The Eastern Army, on the other hand, had hurled the enemy from
the very gates of the Capital of the Confederacy, after seven days
fighting, doubling it up in an indefinable mass, and had driven
it northward in haste; on the plains of Manassas it was overtaken,
beaten, and almost annihilated, only failing in a repetition of the
same, ending as the first battle of that name and place; by the same
causes, viz., Sykes' Regulars, the enemy pushed across the Potomac,
putting the Capitol, as well as the whole North, in a perfect state of
panic; the Confederates entered the enemy's own country, capturing one
of their strongholds, with eleven thousand prisoners and munitions
of war, enough to equip an army; fought one of the most sanguinary
battles of modern times almost within sight of the Capitol itself, if
not to a successful finish to a very creditable draw; returned South,
unmolested, with its prisoners and untold booty; fought the great
battle of Fredericksburg, with the results just enumerated. Could
Napoleon, Frederick the Great, or the "Madman of the North" have done
better with the forces at hand and against an enemy with odds of two
and three to one? So Lee's Army had nothing of which to complain, only
the loss of so many great and chivalrous comrades.

§ **Challenge**: Resume the account of the Confederate Eastern Army's 1862 campaigns, continuing from its last sentence.

§ **Provided records**:
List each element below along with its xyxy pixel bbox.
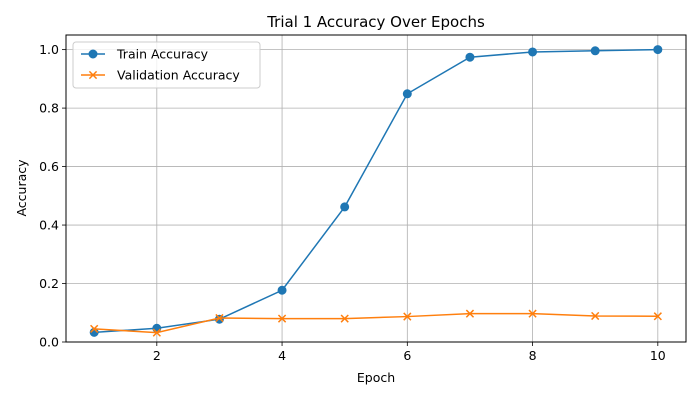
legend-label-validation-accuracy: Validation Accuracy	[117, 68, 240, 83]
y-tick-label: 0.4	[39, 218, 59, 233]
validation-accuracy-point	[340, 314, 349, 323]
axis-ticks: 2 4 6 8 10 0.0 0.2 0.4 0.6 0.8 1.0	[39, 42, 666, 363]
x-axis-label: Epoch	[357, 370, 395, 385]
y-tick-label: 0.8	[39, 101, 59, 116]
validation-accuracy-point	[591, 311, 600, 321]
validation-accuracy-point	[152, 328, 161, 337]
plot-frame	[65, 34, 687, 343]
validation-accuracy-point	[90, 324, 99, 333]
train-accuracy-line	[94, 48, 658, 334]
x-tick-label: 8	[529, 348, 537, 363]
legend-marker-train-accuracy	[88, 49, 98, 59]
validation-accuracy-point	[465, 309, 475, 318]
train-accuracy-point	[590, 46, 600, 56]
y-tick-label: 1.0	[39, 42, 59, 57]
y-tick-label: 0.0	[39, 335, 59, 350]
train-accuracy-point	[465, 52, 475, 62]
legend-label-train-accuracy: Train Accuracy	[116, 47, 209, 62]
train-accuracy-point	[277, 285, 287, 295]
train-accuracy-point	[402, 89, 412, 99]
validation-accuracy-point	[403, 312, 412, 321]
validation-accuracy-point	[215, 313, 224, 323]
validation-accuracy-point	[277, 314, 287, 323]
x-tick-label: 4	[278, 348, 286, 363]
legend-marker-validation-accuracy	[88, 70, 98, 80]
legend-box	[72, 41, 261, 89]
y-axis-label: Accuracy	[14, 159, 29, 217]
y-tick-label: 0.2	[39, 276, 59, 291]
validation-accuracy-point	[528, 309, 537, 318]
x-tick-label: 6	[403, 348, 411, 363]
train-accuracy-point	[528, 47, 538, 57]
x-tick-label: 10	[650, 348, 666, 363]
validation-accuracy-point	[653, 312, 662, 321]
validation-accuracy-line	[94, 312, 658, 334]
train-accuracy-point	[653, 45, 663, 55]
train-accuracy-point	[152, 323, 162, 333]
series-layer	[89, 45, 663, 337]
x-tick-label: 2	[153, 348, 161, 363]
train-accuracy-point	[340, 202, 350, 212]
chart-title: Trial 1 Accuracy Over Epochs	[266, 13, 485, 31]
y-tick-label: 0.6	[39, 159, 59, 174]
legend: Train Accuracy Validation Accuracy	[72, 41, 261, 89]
* * *
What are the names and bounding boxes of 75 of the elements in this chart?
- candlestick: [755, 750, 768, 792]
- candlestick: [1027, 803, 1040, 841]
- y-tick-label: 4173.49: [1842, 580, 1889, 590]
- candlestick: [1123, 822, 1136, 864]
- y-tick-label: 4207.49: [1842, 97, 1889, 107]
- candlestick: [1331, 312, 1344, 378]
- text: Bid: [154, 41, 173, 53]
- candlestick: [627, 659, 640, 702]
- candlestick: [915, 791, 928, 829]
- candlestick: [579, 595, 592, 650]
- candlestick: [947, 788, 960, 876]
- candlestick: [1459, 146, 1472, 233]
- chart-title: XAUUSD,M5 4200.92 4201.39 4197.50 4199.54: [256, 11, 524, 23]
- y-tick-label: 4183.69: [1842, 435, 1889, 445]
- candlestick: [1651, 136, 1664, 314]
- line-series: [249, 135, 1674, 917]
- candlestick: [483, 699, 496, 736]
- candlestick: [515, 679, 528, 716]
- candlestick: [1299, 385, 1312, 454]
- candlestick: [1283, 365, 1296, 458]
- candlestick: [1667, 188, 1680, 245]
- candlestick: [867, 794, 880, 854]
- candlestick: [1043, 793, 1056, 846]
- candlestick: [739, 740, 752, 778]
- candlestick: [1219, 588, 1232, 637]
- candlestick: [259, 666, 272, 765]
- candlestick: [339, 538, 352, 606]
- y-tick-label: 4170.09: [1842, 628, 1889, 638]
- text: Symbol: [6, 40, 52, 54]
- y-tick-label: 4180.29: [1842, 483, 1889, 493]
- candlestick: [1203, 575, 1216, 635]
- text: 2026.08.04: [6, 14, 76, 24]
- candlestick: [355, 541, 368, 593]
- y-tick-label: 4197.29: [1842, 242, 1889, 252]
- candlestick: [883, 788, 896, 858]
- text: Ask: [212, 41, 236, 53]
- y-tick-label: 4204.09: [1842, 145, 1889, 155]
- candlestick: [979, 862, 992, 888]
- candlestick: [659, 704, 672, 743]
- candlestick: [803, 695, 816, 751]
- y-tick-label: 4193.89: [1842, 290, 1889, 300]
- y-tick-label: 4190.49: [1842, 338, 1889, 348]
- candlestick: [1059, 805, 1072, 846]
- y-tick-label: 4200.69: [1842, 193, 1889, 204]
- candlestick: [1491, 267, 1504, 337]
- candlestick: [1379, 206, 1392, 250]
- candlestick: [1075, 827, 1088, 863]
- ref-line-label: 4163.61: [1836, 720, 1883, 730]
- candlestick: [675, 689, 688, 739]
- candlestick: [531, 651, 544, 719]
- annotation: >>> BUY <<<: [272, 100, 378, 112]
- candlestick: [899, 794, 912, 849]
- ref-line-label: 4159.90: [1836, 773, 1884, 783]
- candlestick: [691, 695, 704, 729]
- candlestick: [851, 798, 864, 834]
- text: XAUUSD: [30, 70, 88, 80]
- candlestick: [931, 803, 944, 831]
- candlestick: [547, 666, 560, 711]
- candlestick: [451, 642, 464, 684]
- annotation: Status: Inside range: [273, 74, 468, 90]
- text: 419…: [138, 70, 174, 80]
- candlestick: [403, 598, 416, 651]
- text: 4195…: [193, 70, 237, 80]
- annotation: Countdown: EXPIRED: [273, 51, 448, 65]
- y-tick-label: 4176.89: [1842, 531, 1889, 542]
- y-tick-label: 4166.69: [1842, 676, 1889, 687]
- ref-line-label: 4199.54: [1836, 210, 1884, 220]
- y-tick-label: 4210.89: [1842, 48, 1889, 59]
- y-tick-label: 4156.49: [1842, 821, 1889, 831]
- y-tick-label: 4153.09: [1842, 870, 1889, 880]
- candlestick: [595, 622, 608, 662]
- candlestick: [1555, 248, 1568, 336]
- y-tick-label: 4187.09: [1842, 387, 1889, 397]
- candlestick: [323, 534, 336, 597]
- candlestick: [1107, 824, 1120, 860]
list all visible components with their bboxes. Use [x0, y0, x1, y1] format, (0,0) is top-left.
...
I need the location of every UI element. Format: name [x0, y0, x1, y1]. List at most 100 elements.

§ **Answer to this exercise**:
We had little picketing to do, once perhaps a month, then in the
deserted houses of Fredericksburg. Guard duty around camp was
abolished for the winter; so was drilling, only on nice, warm days;
the latter, however, was rarely seen during that season. The troops
abandoned themselves to base ball, snow fights, writing letters, and
receiving as guests in their camps friends and relatives, who never
failed to bring with them great boxes of the good things from home,
as well as clothing and shoes for the needy soldiers. Furloughs were
granted in limited numbers. Recruits and now the thoroughly healed of
the wounded from the many engagements flocked to our ranks, making all
put on a cheerful face.

That winter in Virginia was one of the most severe known in many
years, but the soldiers had become accustomed to the cold of the
North, and rather liked it than otherwise, especially when snow fell
to the depth of twelve to sixteen inches, and remained for two or
three weeks. So the reader can see that the soldier's life has its
sunny side, as well as its dark. The troops delight in "snow balling,"
and revelled in the sport for days at a time. Many hard battles
were fought, won, and lost; sometimes company against company, then
regiment against regiment, and sometimes brigades would be pitted
against rival brigades. When the South Carolinians were against the
Georgians, or the two Georgia brigades against Kershaw's and the
Mississippi brigades, then the blows would fall fast and furious.
The fiercest fight and the hardest run of my life was when Kershaw's
Brigade, under Colonel Rutherford, of the Third, challenged and fought
Cobb's Georgians. Colonel Rutherford was a great lover of the sport,
and wherever a contest was going on he would be sure to take a hand.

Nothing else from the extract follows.